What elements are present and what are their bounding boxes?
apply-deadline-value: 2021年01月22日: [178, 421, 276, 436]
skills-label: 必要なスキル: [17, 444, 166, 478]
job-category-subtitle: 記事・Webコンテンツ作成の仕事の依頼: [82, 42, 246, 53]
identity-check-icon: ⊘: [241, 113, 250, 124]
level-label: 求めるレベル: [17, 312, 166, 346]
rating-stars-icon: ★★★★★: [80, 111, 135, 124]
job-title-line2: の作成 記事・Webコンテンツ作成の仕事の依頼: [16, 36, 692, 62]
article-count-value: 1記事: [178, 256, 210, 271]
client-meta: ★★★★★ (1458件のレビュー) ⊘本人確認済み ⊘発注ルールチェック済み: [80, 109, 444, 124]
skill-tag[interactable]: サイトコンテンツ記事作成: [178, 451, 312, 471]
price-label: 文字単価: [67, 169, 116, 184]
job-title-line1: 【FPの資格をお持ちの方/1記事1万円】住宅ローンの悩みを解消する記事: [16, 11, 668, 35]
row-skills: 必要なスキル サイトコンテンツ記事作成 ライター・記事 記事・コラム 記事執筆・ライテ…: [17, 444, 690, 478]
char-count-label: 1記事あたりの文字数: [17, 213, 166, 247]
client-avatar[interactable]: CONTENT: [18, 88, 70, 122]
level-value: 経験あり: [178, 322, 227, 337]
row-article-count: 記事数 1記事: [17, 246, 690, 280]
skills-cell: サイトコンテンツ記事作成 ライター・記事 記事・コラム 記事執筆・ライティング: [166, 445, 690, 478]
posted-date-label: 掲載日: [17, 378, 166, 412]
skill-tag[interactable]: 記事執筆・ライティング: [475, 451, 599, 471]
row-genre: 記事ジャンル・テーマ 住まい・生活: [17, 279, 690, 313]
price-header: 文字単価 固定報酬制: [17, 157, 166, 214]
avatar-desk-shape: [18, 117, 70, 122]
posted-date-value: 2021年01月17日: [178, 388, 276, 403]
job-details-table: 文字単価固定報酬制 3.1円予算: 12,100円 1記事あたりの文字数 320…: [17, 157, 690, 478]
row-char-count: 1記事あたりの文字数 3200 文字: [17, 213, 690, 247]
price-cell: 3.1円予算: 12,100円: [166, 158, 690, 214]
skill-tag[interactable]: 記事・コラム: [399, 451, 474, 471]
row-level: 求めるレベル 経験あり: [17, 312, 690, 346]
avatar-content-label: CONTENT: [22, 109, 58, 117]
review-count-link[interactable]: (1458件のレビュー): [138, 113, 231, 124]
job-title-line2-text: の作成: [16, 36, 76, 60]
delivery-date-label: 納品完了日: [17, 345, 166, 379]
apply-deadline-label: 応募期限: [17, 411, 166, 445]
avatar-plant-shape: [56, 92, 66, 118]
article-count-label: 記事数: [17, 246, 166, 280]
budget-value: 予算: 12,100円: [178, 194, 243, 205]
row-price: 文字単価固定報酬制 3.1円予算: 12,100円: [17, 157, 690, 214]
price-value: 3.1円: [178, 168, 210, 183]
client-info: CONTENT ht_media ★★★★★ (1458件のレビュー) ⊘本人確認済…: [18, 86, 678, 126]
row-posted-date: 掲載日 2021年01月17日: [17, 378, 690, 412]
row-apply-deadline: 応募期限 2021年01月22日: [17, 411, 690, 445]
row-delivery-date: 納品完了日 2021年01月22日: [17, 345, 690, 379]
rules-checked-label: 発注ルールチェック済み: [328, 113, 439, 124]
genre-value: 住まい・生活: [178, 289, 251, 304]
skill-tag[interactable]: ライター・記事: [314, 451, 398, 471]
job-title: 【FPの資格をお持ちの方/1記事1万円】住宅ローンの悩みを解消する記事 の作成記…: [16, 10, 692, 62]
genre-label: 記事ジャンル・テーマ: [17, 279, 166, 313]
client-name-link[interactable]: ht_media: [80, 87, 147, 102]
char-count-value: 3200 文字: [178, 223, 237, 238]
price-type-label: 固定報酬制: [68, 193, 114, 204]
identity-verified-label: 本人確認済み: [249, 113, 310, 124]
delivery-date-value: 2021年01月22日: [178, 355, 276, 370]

What to produce >> Rewrite all the items above, changing every "skill-tag" to "skill-chip" and leaving everything else as it is.

Solution for this exercise >>
What elements are present and what are their bounding boxes?
apply-deadline-value: 2021年01月22日: [178, 421, 276, 436]
skills-label: 必要なスキル: [17, 444, 166, 478]
job-category-subtitle: 記事・Webコンテンツ作成の仕事の依頼: [82, 42, 246, 53]
identity-check-icon: ⊘: [241, 113, 250, 124]
level-label: 求めるレベル: [17, 312, 166, 346]
rating-stars-icon: ★★★★★: [80, 111, 135, 124]
job-title-line2: の作成 記事・Webコンテンツ作成の仕事の依頼: [16, 36, 692, 62]
article-count-value: 1記事: [178, 256, 210, 271]
client-meta: ★★★★★ (1458件のレビュー) ⊘本人確認済み ⊘発注ルールチェック済み: [80, 109, 444, 124]
skill-chip[interactable]: サイトコンテンツ記事作成: [178, 451, 312, 471]
price-label: 文字単価: [67, 169, 116, 184]
job-title-line1: 【FPの資格をお持ちの方/1記事1万円】住宅ローンの悩みを解消する記事: [16, 11, 668, 35]
row-skills: 必要なスキル サイトコンテンツ記事作成 ライター・記事 記事・コラム 記事執筆・ライテ…: [17, 444, 690, 478]
char-count-label: 1記事あたりの文字数: [17, 213, 166, 247]
client-avatar[interactable]: CONTENT: [18, 88, 70, 122]
level-value: 経験あり: [178, 322, 227, 337]
row-article-count: 記事数 1記事: [17, 246, 690, 280]
skills-cell: サイトコンテンツ記事作成 ライター・記事 記事・コラム 記事執筆・ライティング: [166, 445, 690, 478]
posted-date-label: 掲載日: [17, 378, 166, 412]
skill-chip[interactable]: 記事執筆・ライティング: [475, 451, 599, 471]
row-genre: 記事ジャンル・テーマ 住まい・生活: [17, 279, 690, 313]
price-header: 文字単価 固定報酬制: [17, 157, 166, 214]
avatar-desk-shape: [18, 117, 70, 122]
posted-date-value: 2021年01月17日: [178, 388, 276, 403]
job-details-table: 文字単価固定報酬制 3.1円予算: 12,100円 1記事あたりの文字数 320…: [17, 157, 690, 478]
row-char-count: 1記事あたりの文字数 3200 文字: [17, 213, 690, 247]
price-cell: 3.1円予算: 12,100円: [166, 158, 690, 214]
skill-chip[interactable]: 記事・コラム: [399, 451, 474, 471]
row-level: 求めるレベル 経験あり: [17, 312, 690, 346]
avatar-content-label: CONTENT: [22, 109, 58, 117]
review-count-link[interactable]: (1458件のレビュー): [138, 113, 231, 124]
job-title-line2-text: の作成: [16, 36, 76, 60]
delivery-date-label: 納品完了日: [17, 345, 166, 379]
apply-deadline-label: 応募期限: [17, 411, 166, 445]
avatar-plant-shape: [56, 92, 66, 118]
article-count-label: 記事数: [17, 246, 166, 280]
budget-value: 予算: 12,100円: [178, 194, 243, 205]
row-price: 文字単価固定報酬制 3.1円予算: 12,100円: [17, 157, 690, 214]
price-value: 3.1円: [178, 168, 210, 183]
client-info: CONTENT ht_media ★★★★★ (1458件のレビュー) ⊘本人確認済…: [18, 86, 678, 126]
row-posted-date: 掲載日 2021年01月17日: [17, 378, 690, 412]
row-apply-deadline: 応募期限 2021年01月22日: [17, 411, 690, 445]
row-delivery-date: 納品完了日 2021年01月22日: [17, 345, 690, 379]
rules-checked-label: 発注ルールチェック済み: [328, 113, 439, 124]
genre-value: 住まい・生活: [178, 289, 251, 304]
skill-chip[interactable]: ライター・記事: [314, 451, 398, 471]
job-title: 【FPの資格をお持ちの方/1記事1万円】住宅ローンの悩みを解消する記事 の作成記…: [16, 10, 692, 62]
genre-label: 記事ジャンル・テーマ: [17, 279, 166, 313]
client-name-link[interactable]: ht_media: [80, 87, 147, 102]
char-count-value: 3200 文字: [178, 223, 237, 238]
price-type-label: 固定報酬制: [68, 193, 114, 204]
identity-verified-label: 本人確認済み: [249, 113, 310, 124]
delivery-date-value: 2021年01月22日: [178, 355, 276, 370]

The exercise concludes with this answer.